(Document passage)
At the San Raffaele-Telethon Institute in Milan researchers are working to apply gene therapy, an approach that has already given important results, to even more diseases optimizing development times and costs.

Francesca Tucci and Ewen

Research never stops and what works to cure a disease could also act as a driving force for other pathologies with similar mechanisms, reducing development times and costs and thus offering ever greater opportunities for treatment. It is with this spirit that the researchers of the San Raffaele-Telethon Institute in Milan got to work after the important results obtained thanks to the gene therapy strategy developed in their laboratories and subsequently acquired by an industrial partner, who undertook to bring it to the market.
(End Document passage)
(Data excerpts)
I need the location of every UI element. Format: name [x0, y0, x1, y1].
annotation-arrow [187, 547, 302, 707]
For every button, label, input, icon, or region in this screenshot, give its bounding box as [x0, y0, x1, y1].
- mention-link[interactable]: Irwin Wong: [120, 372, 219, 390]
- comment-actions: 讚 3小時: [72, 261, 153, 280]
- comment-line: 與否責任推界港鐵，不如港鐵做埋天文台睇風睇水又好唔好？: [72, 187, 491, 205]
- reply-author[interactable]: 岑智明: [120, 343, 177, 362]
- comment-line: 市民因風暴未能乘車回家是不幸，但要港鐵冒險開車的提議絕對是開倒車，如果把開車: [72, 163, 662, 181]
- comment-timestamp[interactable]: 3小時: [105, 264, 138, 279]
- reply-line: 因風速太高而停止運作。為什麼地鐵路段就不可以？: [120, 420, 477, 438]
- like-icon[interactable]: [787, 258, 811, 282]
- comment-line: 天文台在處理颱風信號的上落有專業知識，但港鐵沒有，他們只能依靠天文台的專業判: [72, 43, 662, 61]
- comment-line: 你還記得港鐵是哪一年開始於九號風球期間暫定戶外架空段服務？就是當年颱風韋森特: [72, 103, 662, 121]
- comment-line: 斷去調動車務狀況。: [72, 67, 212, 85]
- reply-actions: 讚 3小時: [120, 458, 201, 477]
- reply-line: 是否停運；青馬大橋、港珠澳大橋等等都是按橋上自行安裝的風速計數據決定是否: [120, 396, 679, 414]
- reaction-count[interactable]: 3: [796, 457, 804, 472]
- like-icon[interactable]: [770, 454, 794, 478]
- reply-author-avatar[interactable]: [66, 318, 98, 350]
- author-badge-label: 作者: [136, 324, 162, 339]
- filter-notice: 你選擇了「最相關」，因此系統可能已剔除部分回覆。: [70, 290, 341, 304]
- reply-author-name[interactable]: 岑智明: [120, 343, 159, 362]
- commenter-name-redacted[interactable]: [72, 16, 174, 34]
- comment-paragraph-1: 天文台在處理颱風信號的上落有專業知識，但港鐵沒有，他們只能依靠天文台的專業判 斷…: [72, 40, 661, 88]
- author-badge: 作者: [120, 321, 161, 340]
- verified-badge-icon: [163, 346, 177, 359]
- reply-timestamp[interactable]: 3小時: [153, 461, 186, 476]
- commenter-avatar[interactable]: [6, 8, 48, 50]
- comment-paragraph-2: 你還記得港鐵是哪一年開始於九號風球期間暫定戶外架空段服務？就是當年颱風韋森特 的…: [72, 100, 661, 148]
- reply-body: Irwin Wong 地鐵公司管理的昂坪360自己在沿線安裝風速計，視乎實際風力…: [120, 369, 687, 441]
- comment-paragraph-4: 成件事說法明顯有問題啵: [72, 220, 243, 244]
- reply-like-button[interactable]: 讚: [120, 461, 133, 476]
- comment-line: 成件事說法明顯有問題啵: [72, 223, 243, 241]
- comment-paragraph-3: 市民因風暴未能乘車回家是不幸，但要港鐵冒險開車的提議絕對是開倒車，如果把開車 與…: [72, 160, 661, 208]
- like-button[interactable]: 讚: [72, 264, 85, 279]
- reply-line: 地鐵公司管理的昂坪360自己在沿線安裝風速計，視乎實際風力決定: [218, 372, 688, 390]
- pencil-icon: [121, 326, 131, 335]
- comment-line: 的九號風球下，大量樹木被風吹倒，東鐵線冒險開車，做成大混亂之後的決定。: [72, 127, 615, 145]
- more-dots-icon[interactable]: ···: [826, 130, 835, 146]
(End Data excerpts)
• Exercises:
a) In the gene therapy passage, who undertook to bring the strategy developed in the institute's laboratories to the market?
b) Extend the gene therapy passage, picking up right after its last sentence.
These records have no connection to the gene therapy passage.

• Response list:
a) An industrial partner that acquired the strategy.

b)
After the approval of Strimvelis in 2016 for the treatment of the rare immunodeficiency ADA-SCID, in 2020 it was the turn of Libmeldy, made available in Europe as a drug for children with a serious neurodegenerative disease, metachromatic leukodystrophy. This same approach, which is based on the correction of blood stem cells using a viral vector, is yielding promising results also for other diseases for which research has been ongoing for years. However, as explained by Francesca Tucci, Pediatrician of the Institute's Clinical Research Unit directed by Alessandro Aiuti, «there are many diseases still without a cure and we tried to envision how to put to good use what we have learned over the years in order to offer new opportunities in the shortest time possible. Therefore, we have identified pathologies with mechanisms and symptoms similar to some of those studied so far in order to tackle them with an "in parallel" approach: this means that we will use the same gene transfer system and, as far as possible, the same safety and effectiveness tests. The only player that will change is the transferred gene, which is of course specific for each disease. In this way we plan to optimize both the duration and costs of the experiments and to get to human clinical trials faster, hopefully within two to three years".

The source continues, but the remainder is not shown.